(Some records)
___

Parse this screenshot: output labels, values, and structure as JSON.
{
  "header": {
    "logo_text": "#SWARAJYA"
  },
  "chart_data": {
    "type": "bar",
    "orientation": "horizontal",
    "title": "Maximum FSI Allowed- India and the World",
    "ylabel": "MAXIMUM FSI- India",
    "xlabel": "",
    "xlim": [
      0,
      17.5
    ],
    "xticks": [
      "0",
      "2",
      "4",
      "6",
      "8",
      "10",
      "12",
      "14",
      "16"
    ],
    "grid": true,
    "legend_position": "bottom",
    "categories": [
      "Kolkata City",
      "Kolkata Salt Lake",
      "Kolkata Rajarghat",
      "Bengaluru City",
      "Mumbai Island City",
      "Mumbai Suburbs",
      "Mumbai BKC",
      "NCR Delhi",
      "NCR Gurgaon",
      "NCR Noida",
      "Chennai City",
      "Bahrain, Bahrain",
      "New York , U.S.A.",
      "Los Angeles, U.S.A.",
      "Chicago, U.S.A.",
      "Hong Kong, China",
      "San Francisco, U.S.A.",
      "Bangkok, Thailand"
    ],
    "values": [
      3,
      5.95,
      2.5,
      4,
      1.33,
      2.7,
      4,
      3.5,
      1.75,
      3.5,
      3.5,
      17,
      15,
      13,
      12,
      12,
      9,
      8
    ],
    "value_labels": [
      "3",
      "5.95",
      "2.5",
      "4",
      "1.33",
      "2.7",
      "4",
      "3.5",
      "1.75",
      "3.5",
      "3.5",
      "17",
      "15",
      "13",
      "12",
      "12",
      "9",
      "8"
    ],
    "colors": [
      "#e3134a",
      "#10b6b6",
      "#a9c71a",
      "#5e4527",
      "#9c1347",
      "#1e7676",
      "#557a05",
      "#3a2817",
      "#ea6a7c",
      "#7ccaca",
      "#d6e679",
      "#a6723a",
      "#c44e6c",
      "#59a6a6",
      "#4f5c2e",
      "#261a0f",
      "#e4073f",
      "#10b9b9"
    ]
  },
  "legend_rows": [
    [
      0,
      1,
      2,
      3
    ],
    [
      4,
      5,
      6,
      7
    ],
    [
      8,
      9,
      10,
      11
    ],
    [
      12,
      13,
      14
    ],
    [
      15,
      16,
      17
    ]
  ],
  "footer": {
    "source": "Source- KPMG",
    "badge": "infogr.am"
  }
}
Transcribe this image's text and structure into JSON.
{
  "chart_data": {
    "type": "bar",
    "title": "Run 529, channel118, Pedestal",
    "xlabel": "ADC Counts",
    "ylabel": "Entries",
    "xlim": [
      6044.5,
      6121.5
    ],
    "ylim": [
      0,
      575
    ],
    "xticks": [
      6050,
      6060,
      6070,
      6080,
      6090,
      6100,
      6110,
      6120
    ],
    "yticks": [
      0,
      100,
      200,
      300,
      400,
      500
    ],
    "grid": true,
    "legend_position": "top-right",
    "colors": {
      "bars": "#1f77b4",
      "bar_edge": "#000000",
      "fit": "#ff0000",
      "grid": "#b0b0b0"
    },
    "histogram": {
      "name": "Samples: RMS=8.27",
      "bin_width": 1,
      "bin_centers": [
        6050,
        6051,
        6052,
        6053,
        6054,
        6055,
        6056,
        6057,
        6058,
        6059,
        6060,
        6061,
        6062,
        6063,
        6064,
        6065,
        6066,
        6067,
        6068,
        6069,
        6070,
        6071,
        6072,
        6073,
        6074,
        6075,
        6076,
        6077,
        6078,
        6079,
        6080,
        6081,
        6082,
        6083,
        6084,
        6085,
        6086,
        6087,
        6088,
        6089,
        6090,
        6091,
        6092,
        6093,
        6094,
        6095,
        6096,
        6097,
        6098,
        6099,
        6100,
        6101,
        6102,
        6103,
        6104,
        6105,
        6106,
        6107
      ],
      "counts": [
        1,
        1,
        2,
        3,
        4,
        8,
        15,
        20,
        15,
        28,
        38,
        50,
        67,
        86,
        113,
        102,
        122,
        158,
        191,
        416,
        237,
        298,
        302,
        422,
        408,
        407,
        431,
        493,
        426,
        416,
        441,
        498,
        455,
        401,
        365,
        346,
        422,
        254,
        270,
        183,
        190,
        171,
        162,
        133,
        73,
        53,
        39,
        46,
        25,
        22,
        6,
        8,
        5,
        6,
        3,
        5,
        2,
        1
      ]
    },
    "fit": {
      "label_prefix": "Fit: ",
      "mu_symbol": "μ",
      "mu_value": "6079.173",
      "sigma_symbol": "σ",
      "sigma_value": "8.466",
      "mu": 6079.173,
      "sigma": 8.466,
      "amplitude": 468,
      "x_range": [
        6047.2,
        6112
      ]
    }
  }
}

___

▶ _Your goal_
Copy each line above that contains the string "values".

▶ _Output_
Parse this screenshot: output labels, values, and structure as JSON.
    "values": [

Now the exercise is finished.